AIM OF THE EXERCISE: Output all of the entries exactly as written.

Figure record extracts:

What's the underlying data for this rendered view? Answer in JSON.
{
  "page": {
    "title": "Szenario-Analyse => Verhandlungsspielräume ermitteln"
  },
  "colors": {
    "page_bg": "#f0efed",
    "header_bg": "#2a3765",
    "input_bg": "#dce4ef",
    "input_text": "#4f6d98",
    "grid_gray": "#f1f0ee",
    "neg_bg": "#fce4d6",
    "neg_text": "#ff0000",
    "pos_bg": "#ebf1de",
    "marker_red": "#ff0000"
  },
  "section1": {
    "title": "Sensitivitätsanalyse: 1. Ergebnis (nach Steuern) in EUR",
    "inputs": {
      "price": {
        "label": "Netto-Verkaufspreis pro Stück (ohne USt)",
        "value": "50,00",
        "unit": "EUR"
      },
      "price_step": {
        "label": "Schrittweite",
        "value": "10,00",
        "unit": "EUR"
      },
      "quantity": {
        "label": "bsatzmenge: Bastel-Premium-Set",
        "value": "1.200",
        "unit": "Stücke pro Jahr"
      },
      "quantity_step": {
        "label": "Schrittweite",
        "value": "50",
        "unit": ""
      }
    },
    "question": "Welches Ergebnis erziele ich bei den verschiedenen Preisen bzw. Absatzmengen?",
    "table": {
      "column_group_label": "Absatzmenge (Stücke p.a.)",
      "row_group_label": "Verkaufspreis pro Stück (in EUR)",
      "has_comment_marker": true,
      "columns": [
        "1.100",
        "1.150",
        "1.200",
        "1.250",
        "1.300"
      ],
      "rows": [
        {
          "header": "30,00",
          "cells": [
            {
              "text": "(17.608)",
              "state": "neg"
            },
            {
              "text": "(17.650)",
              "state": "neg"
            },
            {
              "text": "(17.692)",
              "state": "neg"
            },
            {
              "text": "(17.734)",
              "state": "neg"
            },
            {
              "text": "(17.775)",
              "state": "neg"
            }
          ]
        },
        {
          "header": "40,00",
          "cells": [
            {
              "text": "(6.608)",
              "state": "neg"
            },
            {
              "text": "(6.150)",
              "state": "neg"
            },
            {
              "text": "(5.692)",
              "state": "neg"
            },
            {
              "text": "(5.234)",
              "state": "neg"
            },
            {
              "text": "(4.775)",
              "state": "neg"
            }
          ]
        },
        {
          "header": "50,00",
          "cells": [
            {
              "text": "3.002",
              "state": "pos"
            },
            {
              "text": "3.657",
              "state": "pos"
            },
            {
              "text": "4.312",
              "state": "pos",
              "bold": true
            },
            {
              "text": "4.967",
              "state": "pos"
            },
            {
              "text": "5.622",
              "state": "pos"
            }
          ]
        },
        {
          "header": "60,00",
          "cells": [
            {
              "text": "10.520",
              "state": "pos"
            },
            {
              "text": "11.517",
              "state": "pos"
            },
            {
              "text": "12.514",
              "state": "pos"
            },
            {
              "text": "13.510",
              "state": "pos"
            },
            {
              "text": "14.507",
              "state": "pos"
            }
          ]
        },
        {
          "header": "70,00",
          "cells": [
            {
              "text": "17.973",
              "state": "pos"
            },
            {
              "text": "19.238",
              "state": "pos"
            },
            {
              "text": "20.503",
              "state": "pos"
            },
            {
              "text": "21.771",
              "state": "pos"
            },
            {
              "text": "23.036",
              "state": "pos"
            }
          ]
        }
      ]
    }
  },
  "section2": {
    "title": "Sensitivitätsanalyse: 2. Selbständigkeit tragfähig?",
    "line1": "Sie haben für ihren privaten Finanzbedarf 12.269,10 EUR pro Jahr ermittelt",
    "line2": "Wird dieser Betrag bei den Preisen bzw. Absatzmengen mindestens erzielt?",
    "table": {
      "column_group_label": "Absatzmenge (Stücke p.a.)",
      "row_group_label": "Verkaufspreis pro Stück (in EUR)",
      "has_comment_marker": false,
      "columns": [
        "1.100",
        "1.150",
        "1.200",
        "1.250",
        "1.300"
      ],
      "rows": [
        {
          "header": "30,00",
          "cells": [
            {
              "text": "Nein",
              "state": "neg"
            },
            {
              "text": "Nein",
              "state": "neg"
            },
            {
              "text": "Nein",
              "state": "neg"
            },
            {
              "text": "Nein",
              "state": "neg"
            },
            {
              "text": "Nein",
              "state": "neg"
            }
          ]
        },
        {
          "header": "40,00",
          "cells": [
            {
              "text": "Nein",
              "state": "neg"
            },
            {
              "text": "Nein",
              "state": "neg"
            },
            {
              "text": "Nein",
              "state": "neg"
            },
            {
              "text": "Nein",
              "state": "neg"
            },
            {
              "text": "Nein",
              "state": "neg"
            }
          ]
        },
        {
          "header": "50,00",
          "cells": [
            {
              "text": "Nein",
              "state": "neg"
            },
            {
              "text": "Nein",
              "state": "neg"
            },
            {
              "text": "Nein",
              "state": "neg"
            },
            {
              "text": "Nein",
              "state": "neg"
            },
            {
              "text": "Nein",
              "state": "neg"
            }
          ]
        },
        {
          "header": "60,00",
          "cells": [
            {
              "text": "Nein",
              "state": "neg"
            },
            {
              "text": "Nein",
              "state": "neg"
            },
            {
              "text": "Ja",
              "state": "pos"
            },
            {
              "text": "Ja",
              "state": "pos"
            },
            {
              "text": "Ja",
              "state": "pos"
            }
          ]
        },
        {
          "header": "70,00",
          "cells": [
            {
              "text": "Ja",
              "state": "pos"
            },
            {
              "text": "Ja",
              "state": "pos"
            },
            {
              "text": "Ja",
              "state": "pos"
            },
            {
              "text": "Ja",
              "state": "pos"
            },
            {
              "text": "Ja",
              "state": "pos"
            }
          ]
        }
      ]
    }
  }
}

RESULT:
What's the underlying data for this rendered view? Answer in JSON.
{
  "page": {
    "title": "Szenario-Analyse => Verhandlungsspielräume ermitteln"
  },
  "colors": {
    "page_bg": "#f0efed",
    "header_bg": "#2a3765",
    "input_bg": "#dce4ef",
    "input_text": "#4f6d98",
    "grid_gray": "#f1f0ee",
    "neg_bg": "#fce4d6",
    "neg_text": "#ff0000",
    "pos_bg": "#ebf1de",
    "marker_red": "#ff0000"
  },
  "section1": {
    "title": "Sensitivitätsanalyse: 1. Ergebnis (nach Steuern) in EUR",
    "inputs": {
      "price": {
        "label": "Netto-Verkaufspreis pro Stück (ohne USt)",
        "value": "50,00",
        "unit": "EUR"
      },
      "price_step": {
        "label": "Schrittweite",
        "value": "10,00",
        "unit": "EUR"
      },
      "quantity": {
        "label": "bsatzmenge: Bastel-Premium-Set",
        "value": "1.200",
        "unit": "Stücke pro Jahr"
      },
      "quantity_step": {
        "label": "Schrittweite",
        "value": "50",
        "unit": ""
      }
    },
    "question": "Welches Ergebnis erziele ich bei den verschiedenen Preisen bzw. Absatzmengen?",
    "table": {
      "column_group_label": "Absatzmenge (Stücke p.a.)",
      "row_group_label": "Verkaufspreis pro Stück (in EUR)",
      "has_comment_marker": true,
      "columns": [
        "1.100",
        "1.150",
        "1.200",
        "1.250",
        "1.300"
      ],
      "rows": [
        {
          "header": "30,00",
          "cells": [
            {
              "text": "(17.608)",
              "state": "neg"
            },
            {
              "text": "(17.650)",
              "state": "neg"
            },
            {
              "text": "(17.692)",
              "state": "neg"
            },
            {
              "text": "(17.734)",
              "state": "neg"
            },
            {
              "text": "(17.775)",
              "state": "neg"
            }
          ]
        },
        {
          "header": "40,00",
          "cells": [
            {
              "text": "(6.608)",
              "state": "neg"
            },
            {
              "text": "(6.150)",
              "state": "neg"
            },
            {
              "text": "(5.692)",
              "state": "neg"
            },
            {
              "text": "(5.234)",
              "state": "neg"
            },
            {
              "text": "(4.775)",
              "state": "neg"
            }
          ]
        },
        {
          "header": "50,00",
          "cells": [
            {
              "text": "3.002",
              "state": "pos"
            },
            {
              "text": "3.657",
              "state": "pos"
            },
            {
              "text": "4.312",
              "state": "pos",
              "bold": true
            },
            {
              "text": "4.967",
              "state": "pos"
            },
            {
              "text": "5.622",
              "state": "pos"
            }
          ]
        },
        {
          "header": "60,00",
          "cells": [
            {
              "text": "10.520",
              "state": "pos"
            },
            {
              "text": "11.517",
              "state": "pos"
            },
            {
              "text": "12.514",
              "state": "pos"
            },
            {
              "text": "13.510",
              "state": "pos"
            },
            {
              "text": "14.507",
              "state": "pos"
            }
          ]
        },
        {
          "header": "70,00",
          "cells": [
            {
              "text": "17.973",
              "state": "pos"
            },
            {
              "text": "19.238",
              "state": "pos"
            },
            {
              "text": "20.503",
              "state": "pos"
            },
            {
              "text": "21.771",
              "state": "pos"
            },
            {
              "text": "23.036",
              "state": "pos"
            }
          ]
        }
      ]
    }
  },
  "section2": {
    "title": "Sensitivitätsanalyse: 2. Selbständigkeit tragfähig?",
    "line1": "Sie haben für ihren privaten Finanzbedarf 12.269,10 EUR pro Jahr ermittelt",
    "line2": "Wird dieser Betrag bei den Preisen bzw. Absatzmengen mindestens erzielt?",
    "table": {
      "column_group_label": "Absatzmenge (Stücke p.a.)",
      "row_group_label": "Verkaufspreis pro Stück (in EUR)",
      "has_comment_marker": false,
      "columns": [
        "1.100",
        "1.150",
        "1.200",
        "1.250",
        "1.300"
      ],
      "rows": [
        {
          "header": "30,00",
          "cells": [
            {
              "text": "Nein",
              "state": "neg"
            },
            {
              "text": "Nein",
              "state": "neg"
            },
            {
              "text": "Nein",
              "state": "neg"
            },
            {
              "text": "Nein",
              "state": "neg"
            },
            {
              "text": "Nein",
              "state": "neg"
            }
          ]
        },
        {
          "header": "40,00",
          "cells": [
            {
              "text": "Nein",
              "state": "neg"
            },
            {
              "text": "Nein",
              "state": "neg"
            },
            {
              "text": "Nein",
              "state": "neg"
            },
            {
              "text": "Nein",
              "state": "neg"
            },
            {
              "text": "Nein",
              "state": "neg"
            }
          ]
        },
        {
          "header": "50,00",
          "cells": [
            {
              "text": "Nein",
              "state": "neg"
            },
            {
              "text": "Nein",
              "state": "neg"
            },
            {
              "text": "Nein",
              "state": "neg"
            },
            {
              "text": "Nein",
              "state": "neg"
            },
            {
              "text": "Nein",
              "state": "neg"
            }
          ]
        },
        {
          "header": "60,00",
          "cells": [
            {
              "text": "Nein",
              "state": "neg"
            },
            {
              "text": "Nein",
              "state": "neg"
            },
            {
              "text": "Ja",
              "state": "pos"
            },
            {
              "text": "Ja",
              "state": "pos"
            },
            {
              "text": "Ja",
              "state": "pos"
            }
          ]
        },
        {
          "header": "70,00",
          "cells": [
            {
              "text": "Ja",
              "state": "pos"
            },
            {
              "text": "Ja",
              "state": "pos"
            },
            {
              "text": "Ja",
              "state": "pos"
            },
            {
              "text": "Ja",
              "state": "pos"
            },
            {
              "text": "Ja",
              "state": "pos"
            }
          ]
        }
      ]
    }
  }
}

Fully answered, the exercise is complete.